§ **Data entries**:
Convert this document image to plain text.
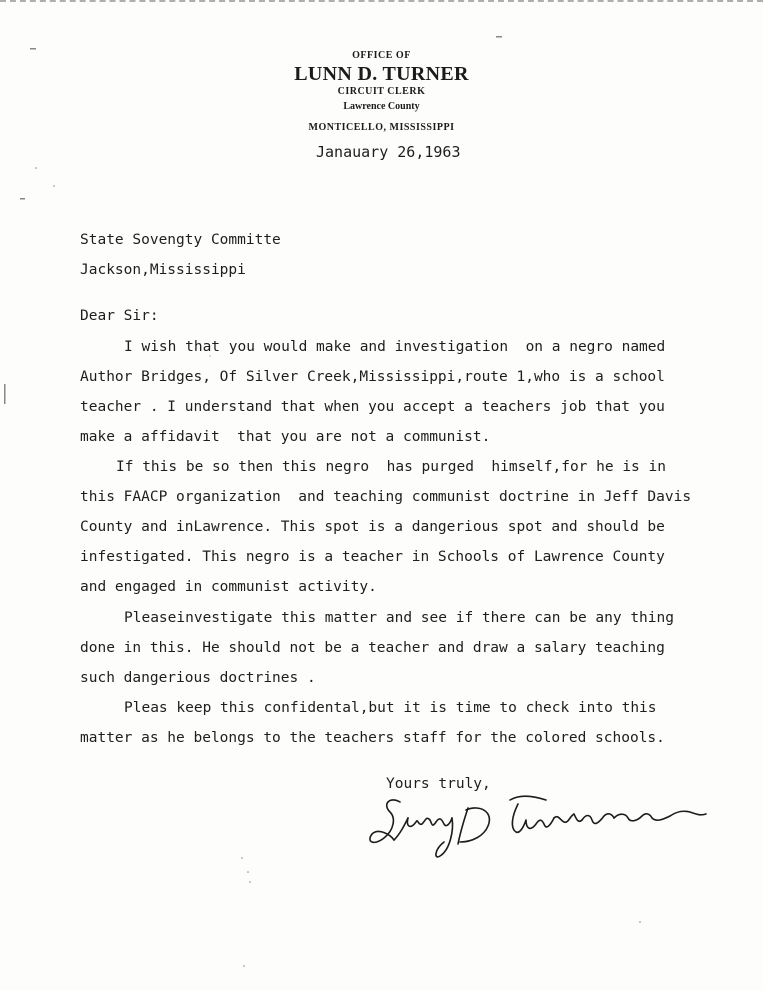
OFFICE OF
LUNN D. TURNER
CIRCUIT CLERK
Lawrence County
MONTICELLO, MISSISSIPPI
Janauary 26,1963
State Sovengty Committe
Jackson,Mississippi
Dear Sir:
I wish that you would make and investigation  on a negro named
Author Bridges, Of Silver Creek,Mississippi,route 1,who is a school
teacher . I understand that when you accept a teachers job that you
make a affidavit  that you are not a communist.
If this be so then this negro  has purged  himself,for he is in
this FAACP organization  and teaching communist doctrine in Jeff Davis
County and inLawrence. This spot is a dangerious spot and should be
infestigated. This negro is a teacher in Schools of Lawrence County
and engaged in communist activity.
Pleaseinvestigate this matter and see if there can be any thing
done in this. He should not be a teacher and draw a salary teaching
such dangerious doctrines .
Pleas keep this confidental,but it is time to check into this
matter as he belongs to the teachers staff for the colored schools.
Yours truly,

§ **Request**:
Leave out the pictures and give the rest of the records again exactly.

§ **Result**:
Convert this document image to plain text.
OFFICE OF
LUNN D. TURNER
CIRCUIT CLERK
Lawrence County
MONTICELLO, MISSISSIPPI
Janauary 26,1963
State Sovengty Committe
Jackson,Mississippi
Dear Sir:
I wish that you would make and investigation  on a negro named
Author Bridges, Of Silver Creek,Mississippi,route 1,who is a school
teacher . I understand that when you accept a teachers job that you
make a affidavit  that you are not a communist.
If this be so then this negro  has purged  himself,for he is in
this FAACP organization  and teaching communist doctrine in Jeff Davis
County and inLawrence. This spot is a dangerious spot and should be
infestigated. This negro is a teacher in Schools of Lawrence County
and engaged in communist activity.
Pleaseinvestigate this matter and see if there can be any thing
done in this. He should not be a teacher and draw a salary teaching
such dangerious doctrines .
Pleas keep this confidental,but it is time to check into this
matter as he belongs to the teachers staff for the colored schools.
Yours truly,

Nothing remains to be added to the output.